▸ BRIEF: Line count for "JSON": give how many lines in the data below contain it, with no other words.

▸ GIVEN RECORDS:
☆ ☆ ☆ ☆

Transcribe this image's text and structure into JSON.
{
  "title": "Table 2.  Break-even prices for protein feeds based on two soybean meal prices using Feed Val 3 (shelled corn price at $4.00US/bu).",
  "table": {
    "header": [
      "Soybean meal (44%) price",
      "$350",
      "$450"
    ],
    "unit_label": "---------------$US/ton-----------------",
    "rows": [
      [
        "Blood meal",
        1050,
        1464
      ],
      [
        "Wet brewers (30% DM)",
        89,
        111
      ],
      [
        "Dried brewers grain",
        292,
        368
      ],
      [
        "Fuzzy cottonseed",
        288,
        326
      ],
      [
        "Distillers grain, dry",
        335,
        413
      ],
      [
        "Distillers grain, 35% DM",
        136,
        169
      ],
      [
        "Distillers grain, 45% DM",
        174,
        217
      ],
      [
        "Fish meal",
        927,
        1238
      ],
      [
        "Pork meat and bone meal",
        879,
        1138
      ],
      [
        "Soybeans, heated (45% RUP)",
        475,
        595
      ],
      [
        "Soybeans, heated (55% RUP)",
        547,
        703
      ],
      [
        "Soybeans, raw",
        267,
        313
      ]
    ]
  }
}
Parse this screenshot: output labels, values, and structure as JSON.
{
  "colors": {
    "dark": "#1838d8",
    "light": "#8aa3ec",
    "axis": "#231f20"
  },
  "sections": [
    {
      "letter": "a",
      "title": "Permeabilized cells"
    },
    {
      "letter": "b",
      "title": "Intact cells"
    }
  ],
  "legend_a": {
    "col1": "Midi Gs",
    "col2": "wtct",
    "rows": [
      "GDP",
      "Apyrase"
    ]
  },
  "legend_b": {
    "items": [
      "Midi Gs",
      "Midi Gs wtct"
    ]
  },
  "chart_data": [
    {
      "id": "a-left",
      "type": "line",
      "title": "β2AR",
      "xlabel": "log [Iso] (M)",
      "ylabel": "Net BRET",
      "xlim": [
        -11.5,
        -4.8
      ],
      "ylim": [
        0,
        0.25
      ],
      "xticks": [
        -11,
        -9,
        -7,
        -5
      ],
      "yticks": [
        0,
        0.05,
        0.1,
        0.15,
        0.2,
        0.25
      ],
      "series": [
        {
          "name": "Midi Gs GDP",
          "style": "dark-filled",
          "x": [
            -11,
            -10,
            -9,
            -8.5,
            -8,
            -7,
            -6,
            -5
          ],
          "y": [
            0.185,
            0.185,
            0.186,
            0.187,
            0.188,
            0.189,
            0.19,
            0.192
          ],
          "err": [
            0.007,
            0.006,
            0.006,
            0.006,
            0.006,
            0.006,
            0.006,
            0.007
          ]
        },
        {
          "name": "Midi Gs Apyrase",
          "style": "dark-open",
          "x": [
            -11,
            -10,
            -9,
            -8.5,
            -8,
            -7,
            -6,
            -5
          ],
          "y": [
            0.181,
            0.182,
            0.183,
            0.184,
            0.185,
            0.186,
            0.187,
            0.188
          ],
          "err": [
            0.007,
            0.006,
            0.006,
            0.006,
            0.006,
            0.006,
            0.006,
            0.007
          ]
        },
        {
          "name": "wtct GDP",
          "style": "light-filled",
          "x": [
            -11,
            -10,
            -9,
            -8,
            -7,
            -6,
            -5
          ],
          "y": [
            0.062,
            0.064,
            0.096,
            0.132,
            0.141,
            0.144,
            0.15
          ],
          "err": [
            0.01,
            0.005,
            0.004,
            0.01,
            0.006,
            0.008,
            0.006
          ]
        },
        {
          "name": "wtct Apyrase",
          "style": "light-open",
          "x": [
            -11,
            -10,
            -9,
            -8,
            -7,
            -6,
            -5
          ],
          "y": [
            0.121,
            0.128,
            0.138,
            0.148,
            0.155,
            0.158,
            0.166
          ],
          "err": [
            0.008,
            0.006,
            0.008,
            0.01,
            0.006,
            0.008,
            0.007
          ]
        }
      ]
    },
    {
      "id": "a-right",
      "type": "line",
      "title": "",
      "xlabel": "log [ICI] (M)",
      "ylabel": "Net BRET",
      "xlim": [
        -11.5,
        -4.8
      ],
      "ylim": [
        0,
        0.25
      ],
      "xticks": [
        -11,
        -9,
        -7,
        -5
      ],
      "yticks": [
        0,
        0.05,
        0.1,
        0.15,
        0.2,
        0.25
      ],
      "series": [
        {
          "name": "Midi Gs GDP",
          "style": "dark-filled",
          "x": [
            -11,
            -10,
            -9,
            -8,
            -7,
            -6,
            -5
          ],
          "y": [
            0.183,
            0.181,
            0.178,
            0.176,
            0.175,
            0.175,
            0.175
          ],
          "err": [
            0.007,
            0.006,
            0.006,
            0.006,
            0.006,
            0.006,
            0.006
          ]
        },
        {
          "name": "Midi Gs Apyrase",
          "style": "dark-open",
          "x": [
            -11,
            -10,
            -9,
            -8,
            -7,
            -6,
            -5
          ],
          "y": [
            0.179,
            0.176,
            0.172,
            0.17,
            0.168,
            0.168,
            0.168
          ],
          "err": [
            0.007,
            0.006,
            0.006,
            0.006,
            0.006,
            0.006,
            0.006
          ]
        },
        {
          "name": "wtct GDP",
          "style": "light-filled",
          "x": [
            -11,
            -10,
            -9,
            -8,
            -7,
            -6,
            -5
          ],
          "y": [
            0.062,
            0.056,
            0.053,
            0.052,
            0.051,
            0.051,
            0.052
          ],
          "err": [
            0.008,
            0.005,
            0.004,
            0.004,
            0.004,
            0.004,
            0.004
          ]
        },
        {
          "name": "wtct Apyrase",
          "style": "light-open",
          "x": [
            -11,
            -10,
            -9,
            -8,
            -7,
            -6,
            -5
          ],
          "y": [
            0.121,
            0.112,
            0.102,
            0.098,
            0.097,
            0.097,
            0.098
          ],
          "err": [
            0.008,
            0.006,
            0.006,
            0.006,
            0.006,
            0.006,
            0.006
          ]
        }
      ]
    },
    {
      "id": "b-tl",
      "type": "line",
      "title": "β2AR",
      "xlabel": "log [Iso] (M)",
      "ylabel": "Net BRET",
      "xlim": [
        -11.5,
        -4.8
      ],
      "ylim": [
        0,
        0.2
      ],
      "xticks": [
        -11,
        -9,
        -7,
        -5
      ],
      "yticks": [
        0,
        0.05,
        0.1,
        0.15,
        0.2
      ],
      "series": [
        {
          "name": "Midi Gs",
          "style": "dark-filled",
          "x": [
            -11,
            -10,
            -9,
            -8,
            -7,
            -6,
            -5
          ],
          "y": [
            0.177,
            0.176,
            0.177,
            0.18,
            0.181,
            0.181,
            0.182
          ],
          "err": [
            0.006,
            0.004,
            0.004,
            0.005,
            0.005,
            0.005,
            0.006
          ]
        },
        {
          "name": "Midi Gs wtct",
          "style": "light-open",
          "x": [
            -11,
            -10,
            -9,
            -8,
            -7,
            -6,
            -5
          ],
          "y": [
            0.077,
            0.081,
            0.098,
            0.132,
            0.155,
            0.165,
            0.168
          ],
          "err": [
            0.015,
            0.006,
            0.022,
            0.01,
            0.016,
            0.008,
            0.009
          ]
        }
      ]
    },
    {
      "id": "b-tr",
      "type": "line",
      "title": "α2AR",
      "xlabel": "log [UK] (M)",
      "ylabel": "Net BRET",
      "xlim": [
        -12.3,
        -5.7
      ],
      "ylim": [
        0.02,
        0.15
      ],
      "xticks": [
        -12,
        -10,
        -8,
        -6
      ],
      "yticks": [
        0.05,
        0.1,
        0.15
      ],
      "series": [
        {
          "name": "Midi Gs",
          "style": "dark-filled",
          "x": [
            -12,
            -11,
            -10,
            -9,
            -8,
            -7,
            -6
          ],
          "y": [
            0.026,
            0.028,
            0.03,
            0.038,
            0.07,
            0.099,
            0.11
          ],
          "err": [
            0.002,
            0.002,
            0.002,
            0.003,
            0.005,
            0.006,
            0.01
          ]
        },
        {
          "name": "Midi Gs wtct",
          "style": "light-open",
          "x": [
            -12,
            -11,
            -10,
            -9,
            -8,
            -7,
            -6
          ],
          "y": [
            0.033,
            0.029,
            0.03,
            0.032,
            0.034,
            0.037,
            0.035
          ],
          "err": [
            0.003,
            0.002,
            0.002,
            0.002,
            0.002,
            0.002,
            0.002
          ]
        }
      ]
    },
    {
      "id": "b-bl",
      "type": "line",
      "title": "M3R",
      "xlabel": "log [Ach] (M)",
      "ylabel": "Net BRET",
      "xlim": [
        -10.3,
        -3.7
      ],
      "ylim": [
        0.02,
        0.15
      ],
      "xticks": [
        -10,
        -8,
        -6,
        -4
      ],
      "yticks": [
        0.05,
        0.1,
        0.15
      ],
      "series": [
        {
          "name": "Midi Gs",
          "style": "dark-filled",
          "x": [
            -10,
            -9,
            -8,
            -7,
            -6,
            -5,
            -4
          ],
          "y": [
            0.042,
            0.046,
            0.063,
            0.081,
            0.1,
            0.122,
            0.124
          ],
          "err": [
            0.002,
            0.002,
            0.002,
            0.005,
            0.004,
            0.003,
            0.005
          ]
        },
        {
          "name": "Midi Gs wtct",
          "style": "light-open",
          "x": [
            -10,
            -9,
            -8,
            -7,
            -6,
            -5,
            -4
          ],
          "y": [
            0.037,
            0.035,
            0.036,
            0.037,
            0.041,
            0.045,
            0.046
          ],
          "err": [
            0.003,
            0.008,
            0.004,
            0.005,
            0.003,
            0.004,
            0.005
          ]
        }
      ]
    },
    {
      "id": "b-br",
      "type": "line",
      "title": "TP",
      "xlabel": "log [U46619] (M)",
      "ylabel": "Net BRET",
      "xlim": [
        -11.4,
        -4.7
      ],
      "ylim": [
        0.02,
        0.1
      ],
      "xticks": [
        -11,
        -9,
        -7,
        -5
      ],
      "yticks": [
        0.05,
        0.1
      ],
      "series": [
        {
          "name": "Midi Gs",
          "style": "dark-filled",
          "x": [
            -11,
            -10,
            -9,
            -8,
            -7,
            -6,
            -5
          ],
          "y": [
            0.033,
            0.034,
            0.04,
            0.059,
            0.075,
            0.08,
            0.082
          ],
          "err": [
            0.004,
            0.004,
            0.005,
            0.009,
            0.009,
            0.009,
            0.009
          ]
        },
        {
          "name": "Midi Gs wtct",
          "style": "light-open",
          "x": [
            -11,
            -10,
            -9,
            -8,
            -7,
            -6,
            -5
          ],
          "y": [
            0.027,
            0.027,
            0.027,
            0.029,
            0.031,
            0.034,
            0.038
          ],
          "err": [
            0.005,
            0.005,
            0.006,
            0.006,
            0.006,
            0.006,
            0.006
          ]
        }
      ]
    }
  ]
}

☆ ☆ ☆ ☆

▸ EXERCISE RESULT: 2